_Data listing_.
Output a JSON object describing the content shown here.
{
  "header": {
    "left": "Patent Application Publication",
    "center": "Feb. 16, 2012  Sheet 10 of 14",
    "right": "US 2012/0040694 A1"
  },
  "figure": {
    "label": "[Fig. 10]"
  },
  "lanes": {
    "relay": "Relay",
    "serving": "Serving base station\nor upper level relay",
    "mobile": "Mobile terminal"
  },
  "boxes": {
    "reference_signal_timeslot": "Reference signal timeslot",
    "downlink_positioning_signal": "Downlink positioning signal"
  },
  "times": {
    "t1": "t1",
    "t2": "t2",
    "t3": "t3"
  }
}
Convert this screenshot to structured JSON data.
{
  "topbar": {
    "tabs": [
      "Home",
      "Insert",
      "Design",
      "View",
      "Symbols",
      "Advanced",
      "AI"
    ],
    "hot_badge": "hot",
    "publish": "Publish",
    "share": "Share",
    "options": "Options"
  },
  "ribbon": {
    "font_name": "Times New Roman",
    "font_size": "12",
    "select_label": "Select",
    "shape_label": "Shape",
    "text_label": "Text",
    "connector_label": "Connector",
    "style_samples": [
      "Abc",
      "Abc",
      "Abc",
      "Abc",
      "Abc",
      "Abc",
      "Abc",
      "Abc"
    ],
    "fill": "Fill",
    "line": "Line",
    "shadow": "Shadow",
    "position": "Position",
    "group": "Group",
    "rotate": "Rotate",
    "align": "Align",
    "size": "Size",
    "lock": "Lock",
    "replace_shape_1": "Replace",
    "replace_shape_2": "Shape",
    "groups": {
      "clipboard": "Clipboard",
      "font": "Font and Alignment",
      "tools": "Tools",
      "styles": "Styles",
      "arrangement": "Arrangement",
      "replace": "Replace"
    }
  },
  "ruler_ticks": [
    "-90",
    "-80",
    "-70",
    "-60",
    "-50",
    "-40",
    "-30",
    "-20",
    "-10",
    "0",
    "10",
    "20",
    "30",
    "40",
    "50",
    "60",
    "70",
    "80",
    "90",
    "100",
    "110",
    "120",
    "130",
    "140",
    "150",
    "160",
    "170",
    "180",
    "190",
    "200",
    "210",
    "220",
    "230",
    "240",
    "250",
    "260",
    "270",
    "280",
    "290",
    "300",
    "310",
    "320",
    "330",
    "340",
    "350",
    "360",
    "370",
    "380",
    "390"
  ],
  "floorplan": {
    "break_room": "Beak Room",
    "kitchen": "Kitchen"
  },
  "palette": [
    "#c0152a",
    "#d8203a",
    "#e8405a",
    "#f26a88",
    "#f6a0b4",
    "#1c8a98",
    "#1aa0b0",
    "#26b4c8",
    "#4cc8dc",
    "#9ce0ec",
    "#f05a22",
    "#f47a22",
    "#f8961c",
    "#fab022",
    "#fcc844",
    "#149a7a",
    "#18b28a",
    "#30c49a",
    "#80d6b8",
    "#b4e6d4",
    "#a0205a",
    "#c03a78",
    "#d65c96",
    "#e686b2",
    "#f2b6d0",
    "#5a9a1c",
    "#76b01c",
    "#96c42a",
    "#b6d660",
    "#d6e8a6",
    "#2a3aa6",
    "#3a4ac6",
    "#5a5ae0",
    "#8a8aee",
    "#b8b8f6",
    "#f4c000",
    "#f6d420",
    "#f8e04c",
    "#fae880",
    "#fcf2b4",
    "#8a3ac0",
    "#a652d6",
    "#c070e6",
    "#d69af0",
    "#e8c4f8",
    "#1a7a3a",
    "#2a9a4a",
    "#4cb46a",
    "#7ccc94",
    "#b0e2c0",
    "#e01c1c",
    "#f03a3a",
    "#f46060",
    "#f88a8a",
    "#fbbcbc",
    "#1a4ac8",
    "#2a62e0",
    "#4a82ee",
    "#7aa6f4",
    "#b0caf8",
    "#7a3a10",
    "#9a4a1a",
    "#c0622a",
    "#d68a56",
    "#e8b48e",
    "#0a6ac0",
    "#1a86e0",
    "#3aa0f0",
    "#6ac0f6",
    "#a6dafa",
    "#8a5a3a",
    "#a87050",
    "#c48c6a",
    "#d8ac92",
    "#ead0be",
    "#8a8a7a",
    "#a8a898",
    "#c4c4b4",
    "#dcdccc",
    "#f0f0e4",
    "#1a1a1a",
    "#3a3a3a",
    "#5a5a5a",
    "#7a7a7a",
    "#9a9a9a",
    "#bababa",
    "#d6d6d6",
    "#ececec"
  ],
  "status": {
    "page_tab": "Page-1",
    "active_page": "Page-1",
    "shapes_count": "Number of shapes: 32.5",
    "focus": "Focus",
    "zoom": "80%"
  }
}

_Aim of the task_.
Print the complete listing again, exactly as it stands.

_Task response_.
Output a JSON object describing the content shown here.
{
  "header": {
    "left": "Patent Application Publication",
    "center": "Feb. 16, 2012  Sheet 10 of 14",
    "right": "US 2012/0040694 A1"
  },
  "figure": {
    "label": "[Fig. 10]"
  },
  "lanes": {
    "relay": "Relay",
    "serving": "Serving base station\nor upper level relay",
    "mobile": "Mobile terminal"
  },
  "boxes": {
    "reference_signal_timeslot": "Reference signal timeslot",
    "downlink_positioning_signal": "Downlink positioning signal"
  },
  "times": {
    "t1": "t1",
    "t2": "t2",
    "t3": "t3"
  }
}
Convert this screenshot to structured JSON data.
{
  "topbar": {
    "tabs": [
      "Home",
      "Insert",
      "Design",
      "View",
      "Symbols",
      "Advanced",
      "AI"
    ],
    "hot_badge": "hot",
    "publish": "Publish",
    "share": "Share",
    "options": "Options"
  },
  "ribbon": {
    "font_name": "Times New Roman",
    "font_size": "12",
    "select_label": "Select",
    "shape_label": "Shape",
    "text_label": "Text",
    "connector_label": "Connector",
    "style_samples": [
      "Abc",
      "Abc",
      "Abc",
      "Abc",
      "Abc",
      "Abc",
      "Abc",
      "Abc"
    ],
    "fill": "Fill",
    "line": "Line",
    "shadow": "Shadow",
    "position": "Position",
    "group": "Group",
    "rotate": "Rotate",
    "align": "Align",
    "size": "Size",
    "lock": "Lock",
    "replace_shape_1": "Replace",
    "replace_shape_2": "Shape",
    "groups": {
      "clipboard": "Clipboard",
      "font": "Font and Alignment",
      "tools": "Tools",
      "styles": "Styles",
      "arrangement": "Arrangement",
      "replace": "Replace"
    }
  },
  "ruler_ticks": [
    "-90",
    "-80",
    "-70",
    "-60",
    "-50",
    "-40",
    "-30",
    "-20",
    "-10",
    "0",
    "10",
    "20",
    "30",
    "40",
    "50",
    "60",
    "70",
    "80",
    "90",
    "100",
    "110",
    "120",
    "130",
    "140",
    "150",
    "160",
    "170",
    "180",
    "190",
    "200",
    "210",
    "220",
    "230",
    "240",
    "250",
    "260",
    "270",
    "280",
    "290",
    "300",
    "310",
    "320",
    "330",
    "340",
    "350",
    "360",
    "370",
    "380",
    "390"
  ],
  "floorplan": {
    "break_room": "Beak Room",
    "kitchen": "Kitchen"
  },
  "palette": [
    "#c0152a",
    "#d8203a",
    "#e8405a",
    "#f26a88",
    "#f6a0b4",
    "#1c8a98",
    "#1aa0b0",
    "#26b4c8",
    "#4cc8dc",
    "#9ce0ec",
    "#f05a22",
    "#f47a22",
    "#f8961c",
    "#fab022",
    "#fcc844",
    "#149a7a",
    "#18b28a",
    "#30c49a",
    "#80d6b8",
    "#b4e6d4",
    "#a0205a",
    "#c03a78",
    "#d65c96",
    "#e686b2",
    "#f2b6d0",
    "#5a9a1c",
    "#76b01c",
    "#96c42a",
    "#b6d660",
    "#d6e8a6",
    "#2a3aa6",
    "#3a4ac6",
    "#5a5ae0",
    "#8a8aee",
    "#b8b8f6",
    "#f4c000",
    "#f6d420",
    "#f8e04c",
    "#fae880",
    "#fcf2b4",
    "#8a3ac0",
    "#a652d6",
    "#c070e6",
    "#d69af0",
    "#e8c4f8",
    "#1a7a3a",
    "#2a9a4a",
    "#4cb46a",
    "#7ccc94",
    "#b0e2c0",
    "#e01c1c",
    "#f03a3a",
    "#f46060",
    "#f88a8a",
    "#fbbcbc",
    "#1a4ac8",
    "#2a62e0",
    "#4a82ee",
    "#7aa6f4",
    "#b0caf8",
    "#7a3a10",
    "#9a4a1a",
    "#c0622a",
    "#d68a56",
    "#e8b48e",
    "#0a6ac0",
    "#1a86e0",
    "#3aa0f0",
    "#6ac0f6",
    "#a6dafa",
    "#8a5a3a",
    "#a87050",
    "#c48c6a",
    "#d8ac92",
    "#ead0be",
    "#8a8a7a",
    "#a8a898",
    "#c4c4b4",
    "#dcdccc",
    "#f0f0e4",
    "#1a1a1a",
    "#3a3a3a",
    "#5a5a5a",
    "#7a7a7a",
    "#9a9a9a",
    "#bababa",
    "#d6d6d6",
    "#ececec"
  ],
  "status": {
    "page_tab": "Page-1",
    "active_page": "Page-1",
    "shapes_count": "Number of shapes: 32.5",
    "focus": "Focus",
    "zoom": "80%"
  }
}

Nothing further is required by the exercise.